• Direction: Pick out each line below containing "ylabel".

Extracts from a graphics dataset:

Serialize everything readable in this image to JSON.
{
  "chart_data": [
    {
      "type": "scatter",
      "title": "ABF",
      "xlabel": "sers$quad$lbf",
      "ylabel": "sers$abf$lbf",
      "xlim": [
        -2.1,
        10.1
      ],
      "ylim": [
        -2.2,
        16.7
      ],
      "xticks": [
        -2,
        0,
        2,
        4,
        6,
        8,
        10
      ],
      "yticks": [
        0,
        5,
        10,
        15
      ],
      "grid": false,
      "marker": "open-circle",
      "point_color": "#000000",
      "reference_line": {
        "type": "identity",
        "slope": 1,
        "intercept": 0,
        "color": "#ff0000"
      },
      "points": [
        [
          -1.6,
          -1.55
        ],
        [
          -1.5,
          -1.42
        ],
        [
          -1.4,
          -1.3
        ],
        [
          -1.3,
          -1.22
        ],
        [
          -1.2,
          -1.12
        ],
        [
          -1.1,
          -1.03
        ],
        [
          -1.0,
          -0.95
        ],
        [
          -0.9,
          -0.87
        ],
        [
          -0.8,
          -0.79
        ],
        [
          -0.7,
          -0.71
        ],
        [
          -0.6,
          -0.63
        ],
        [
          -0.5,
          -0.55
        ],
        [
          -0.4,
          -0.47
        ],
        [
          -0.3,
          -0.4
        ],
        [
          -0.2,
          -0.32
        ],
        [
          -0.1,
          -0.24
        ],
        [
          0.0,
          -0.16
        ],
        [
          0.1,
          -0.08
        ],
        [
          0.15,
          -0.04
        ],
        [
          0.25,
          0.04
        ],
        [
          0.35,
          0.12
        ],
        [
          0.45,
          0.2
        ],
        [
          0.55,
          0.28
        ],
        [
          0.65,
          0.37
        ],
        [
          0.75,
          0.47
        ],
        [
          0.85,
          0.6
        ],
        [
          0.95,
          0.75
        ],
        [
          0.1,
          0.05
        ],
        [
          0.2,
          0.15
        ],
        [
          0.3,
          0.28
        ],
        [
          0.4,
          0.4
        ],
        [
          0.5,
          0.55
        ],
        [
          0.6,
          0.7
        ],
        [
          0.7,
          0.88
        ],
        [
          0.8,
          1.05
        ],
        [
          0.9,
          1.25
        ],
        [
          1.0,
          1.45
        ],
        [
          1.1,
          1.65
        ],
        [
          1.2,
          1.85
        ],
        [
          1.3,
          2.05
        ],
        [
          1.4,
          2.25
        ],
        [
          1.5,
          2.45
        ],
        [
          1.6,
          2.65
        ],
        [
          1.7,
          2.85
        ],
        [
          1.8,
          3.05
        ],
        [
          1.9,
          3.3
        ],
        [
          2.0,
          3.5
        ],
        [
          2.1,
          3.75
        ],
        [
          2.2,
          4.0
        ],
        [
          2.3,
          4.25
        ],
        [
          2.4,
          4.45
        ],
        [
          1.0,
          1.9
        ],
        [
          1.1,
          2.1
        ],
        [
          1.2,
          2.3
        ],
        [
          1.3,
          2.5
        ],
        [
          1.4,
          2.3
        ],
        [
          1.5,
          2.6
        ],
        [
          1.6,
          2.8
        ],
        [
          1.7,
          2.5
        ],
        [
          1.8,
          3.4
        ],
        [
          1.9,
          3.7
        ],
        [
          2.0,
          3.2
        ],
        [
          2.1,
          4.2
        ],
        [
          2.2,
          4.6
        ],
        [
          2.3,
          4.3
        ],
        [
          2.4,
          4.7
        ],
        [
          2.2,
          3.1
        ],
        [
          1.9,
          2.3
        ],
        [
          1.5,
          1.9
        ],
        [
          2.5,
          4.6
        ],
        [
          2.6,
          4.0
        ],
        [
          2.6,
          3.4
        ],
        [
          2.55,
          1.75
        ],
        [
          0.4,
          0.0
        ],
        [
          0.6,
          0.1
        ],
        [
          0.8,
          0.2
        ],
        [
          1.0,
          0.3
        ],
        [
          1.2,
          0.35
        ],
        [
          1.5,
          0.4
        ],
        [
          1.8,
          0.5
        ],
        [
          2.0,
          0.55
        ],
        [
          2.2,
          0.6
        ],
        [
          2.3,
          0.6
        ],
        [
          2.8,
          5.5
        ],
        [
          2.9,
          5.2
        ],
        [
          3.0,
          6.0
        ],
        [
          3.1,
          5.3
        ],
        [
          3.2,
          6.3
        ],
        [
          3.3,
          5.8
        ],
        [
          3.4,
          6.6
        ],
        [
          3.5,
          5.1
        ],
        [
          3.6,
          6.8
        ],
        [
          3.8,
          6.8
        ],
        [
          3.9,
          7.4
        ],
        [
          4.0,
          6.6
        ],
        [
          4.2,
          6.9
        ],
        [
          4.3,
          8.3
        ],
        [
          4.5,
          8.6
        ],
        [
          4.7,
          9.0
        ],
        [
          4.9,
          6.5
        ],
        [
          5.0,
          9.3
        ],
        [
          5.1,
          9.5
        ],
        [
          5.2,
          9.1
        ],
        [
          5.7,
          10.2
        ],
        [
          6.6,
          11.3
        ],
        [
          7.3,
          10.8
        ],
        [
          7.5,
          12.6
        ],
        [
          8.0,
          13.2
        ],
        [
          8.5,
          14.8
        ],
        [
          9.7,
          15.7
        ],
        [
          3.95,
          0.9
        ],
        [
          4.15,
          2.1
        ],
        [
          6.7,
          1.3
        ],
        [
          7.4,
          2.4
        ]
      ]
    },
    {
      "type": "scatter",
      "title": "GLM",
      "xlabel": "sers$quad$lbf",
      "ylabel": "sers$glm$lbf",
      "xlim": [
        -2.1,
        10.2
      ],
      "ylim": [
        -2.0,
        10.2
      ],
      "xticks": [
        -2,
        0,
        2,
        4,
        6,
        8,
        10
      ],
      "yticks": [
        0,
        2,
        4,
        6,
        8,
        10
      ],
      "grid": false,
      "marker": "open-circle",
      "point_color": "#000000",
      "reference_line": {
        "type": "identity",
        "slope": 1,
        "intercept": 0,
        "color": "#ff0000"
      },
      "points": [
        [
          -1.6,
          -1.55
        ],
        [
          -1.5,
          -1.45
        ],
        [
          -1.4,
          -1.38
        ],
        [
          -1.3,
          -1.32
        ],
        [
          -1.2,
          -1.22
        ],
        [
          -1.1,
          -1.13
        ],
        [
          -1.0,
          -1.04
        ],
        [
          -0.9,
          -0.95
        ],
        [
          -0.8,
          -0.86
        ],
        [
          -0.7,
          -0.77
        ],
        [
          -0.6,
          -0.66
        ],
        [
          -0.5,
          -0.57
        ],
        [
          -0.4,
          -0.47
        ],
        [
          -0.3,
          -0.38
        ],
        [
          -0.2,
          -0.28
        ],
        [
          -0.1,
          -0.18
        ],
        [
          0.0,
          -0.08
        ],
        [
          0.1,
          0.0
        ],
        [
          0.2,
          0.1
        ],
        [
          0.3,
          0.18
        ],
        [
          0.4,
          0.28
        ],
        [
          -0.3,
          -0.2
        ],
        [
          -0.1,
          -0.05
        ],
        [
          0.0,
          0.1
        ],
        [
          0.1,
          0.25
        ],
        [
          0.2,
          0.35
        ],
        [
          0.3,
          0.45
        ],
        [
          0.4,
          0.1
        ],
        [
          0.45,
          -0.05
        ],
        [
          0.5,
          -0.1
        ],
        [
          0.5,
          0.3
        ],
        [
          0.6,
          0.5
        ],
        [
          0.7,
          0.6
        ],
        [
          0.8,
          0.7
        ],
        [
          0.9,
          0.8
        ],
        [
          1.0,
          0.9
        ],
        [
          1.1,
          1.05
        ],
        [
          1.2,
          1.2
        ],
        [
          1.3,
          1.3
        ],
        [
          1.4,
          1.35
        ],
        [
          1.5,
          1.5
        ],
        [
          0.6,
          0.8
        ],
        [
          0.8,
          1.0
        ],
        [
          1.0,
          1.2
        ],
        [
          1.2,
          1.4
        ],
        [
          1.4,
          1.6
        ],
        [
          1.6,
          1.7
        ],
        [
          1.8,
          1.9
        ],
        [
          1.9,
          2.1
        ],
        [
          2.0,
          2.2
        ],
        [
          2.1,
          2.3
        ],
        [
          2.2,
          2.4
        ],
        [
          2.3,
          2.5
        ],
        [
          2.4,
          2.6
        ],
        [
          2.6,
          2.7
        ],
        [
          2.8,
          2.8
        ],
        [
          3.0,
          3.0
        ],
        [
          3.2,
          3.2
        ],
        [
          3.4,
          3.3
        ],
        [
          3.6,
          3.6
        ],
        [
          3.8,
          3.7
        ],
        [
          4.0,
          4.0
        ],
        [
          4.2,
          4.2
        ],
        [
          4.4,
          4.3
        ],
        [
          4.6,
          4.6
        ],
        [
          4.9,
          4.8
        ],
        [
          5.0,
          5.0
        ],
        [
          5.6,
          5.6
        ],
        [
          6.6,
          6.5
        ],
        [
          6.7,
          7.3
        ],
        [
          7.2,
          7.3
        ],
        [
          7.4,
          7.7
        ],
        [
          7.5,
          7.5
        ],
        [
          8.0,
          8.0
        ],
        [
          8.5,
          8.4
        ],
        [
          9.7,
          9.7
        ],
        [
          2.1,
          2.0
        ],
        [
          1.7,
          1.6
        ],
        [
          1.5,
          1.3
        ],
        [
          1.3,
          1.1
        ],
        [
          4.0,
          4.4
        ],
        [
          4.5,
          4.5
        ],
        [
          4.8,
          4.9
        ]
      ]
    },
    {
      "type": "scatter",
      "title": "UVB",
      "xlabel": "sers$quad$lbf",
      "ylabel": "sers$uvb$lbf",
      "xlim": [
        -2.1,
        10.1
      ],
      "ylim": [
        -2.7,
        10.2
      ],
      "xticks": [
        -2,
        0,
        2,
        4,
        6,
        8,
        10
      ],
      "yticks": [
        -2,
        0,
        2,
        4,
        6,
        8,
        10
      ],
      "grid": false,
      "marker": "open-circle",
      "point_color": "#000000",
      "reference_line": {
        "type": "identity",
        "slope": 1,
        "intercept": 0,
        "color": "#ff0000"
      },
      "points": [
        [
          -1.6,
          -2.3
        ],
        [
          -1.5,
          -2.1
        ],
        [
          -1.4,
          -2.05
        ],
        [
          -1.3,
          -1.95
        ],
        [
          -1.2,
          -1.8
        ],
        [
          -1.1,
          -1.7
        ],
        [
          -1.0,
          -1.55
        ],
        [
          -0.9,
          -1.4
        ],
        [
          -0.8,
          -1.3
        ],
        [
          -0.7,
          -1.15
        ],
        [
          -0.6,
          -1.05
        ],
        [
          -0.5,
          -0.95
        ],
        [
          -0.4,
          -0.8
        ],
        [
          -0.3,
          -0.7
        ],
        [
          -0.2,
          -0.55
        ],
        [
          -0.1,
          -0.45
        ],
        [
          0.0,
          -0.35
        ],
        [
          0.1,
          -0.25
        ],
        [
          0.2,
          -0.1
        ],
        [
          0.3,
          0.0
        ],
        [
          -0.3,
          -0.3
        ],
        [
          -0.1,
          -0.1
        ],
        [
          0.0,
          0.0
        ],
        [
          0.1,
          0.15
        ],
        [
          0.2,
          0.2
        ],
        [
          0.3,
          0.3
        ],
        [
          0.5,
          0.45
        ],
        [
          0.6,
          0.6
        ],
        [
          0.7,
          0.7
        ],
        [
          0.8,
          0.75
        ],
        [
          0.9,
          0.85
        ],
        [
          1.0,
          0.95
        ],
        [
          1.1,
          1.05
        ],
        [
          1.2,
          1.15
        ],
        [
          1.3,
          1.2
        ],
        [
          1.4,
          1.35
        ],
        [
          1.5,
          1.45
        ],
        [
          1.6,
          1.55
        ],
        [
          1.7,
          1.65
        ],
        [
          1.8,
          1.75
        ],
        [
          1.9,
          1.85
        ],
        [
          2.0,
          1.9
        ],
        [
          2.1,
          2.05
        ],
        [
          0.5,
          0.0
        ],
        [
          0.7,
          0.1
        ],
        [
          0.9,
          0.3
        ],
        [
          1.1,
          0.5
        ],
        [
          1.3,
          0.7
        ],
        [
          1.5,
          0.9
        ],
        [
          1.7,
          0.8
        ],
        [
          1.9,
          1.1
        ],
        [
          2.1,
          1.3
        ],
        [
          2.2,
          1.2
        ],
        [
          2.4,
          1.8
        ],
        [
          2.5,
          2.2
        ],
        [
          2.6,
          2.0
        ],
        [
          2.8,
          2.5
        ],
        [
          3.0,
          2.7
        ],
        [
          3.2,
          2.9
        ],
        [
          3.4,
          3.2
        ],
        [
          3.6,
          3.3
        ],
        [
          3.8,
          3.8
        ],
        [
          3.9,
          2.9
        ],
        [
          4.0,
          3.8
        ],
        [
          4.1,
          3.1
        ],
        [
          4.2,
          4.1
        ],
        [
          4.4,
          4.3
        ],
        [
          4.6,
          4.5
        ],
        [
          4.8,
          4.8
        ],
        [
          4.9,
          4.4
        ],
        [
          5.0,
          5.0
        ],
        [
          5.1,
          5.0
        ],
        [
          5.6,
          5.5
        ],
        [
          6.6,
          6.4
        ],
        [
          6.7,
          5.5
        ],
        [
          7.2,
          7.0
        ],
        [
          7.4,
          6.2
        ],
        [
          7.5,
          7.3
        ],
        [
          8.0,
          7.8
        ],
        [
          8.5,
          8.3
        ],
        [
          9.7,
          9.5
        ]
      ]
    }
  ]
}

• Exercise solution:
      "ylabel": "sers$abf$lbf",
      "ylabel": "sers$glm$lbf",
      "ylabel": "sers$uvb$lbf",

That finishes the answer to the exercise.